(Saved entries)
------------------------

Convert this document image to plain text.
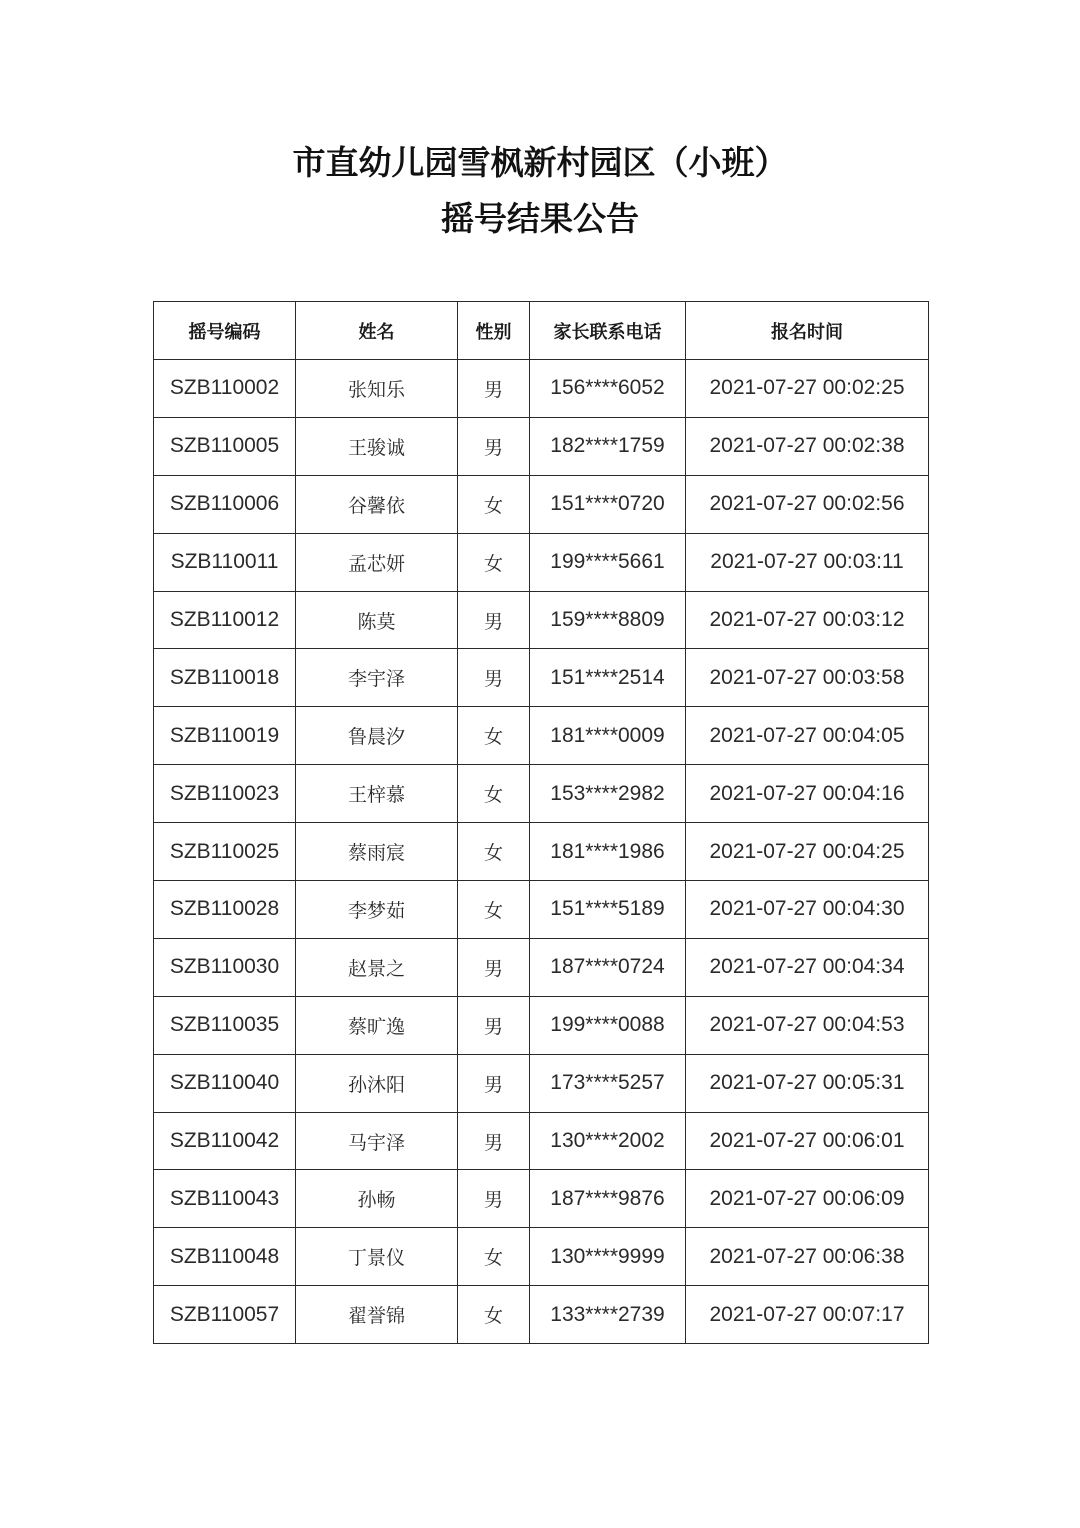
市直幼儿园雪枫新村园区（小班）
摇号结果公告
摇号编码	姓名	性别	家长联系电话	报名时间
SZB110002	张知乐	男	156****6052	2021-07-27 00:02:25
SZB110005	王骏诚	男	182****1759	2021-07-27 00:02:38
SZB110006	谷馨依	女	151****0720	2021-07-27 00:02:56
SZB110011	孟芯妍	女	199****5661	2021-07-27 00:03:11
SZB110012	陈莫	男	159****8809	2021-07-27 00:03:12
SZB110018	李宇泽	男	151****2514	2021-07-27 00:03:58
SZB110019	鲁晨汐	女	181****0009	2021-07-27 00:04:05
SZB110023	王梓慕	女	153****2982	2021-07-27 00:04:16
SZB110025	蔡雨宸	女	181****1986	2021-07-27 00:04:25
SZB110028	李梦茹	女	151****5189	2021-07-27 00:04:30
SZB110030	赵景之	男	187****0724	2021-07-27 00:04:34
SZB110035	蔡旷逸	男	199****0088	2021-07-27 00:04:53
SZB110040	孙沐阳	男	173****5257	2021-07-27 00:05:31
SZB110042	马宇泽	男	130****2002	2021-07-27 00:06:01
SZB110043	孙畅	男	187****9876	2021-07-27 00:06:09
SZB110048	丁景仪	女	130****9999	2021-07-27 00:06:38
SZB110057	翟誉锦	女	133****2739	2021-07-27 00:07:17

------------------------

WHAT THE TASK ASKS:
Exclude the pictures and transcribe all of the entries exactly.

SOLVED EXERCISE:
Convert this document image to plain text.
市直幼儿园雪枫新村园区（小班）
摇号结果公告
摇号编码	姓名	性别	家长联系电话	报名时间
SZB110002	张知乐	男	156****6052	2021-07-27 00:02:25
SZB110005	王骏诚	男	182****1759	2021-07-27 00:02:38
SZB110006	谷馨依	女	151****0720	2021-07-27 00:02:56
SZB110011	孟芯妍	女	199****5661	2021-07-27 00:03:11
SZB110012	陈莫	男	159****8809	2021-07-27 00:03:12
SZB110018	李宇泽	男	151****2514	2021-07-27 00:03:58
SZB110019	鲁晨汐	女	181****0009	2021-07-27 00:04:05
SZB110023	王梓慕	女	153****2982	2021-07-27 00:04:16
SZB110025	蔡雨宸	女	181****1986	2021-07-27 00:04:25
SZB110028	李梦茹	女	151****5189	2021-07-27 00:04:30
SZB110030	赵景之	男	187****0724	2021-07-27 00:04:34
SZB110035	蔡旷逸	男	199****0088	2021-07-27 00:04:53
SZB110040	孙沐阳	男	173****5257	2021-07-27 00:05:31
SZB110042	马宇泽	男	130****2002	2021-07-27 00:06:01
SZB110043	孙畅	男	187****9876	2021-07-27 00:06:09
SZB110048	丁景仪	女	130****9999	2021-07-27 00:06:38
SZB110057	翟誉锦	女	133****2739	2021-07-27 00:07:17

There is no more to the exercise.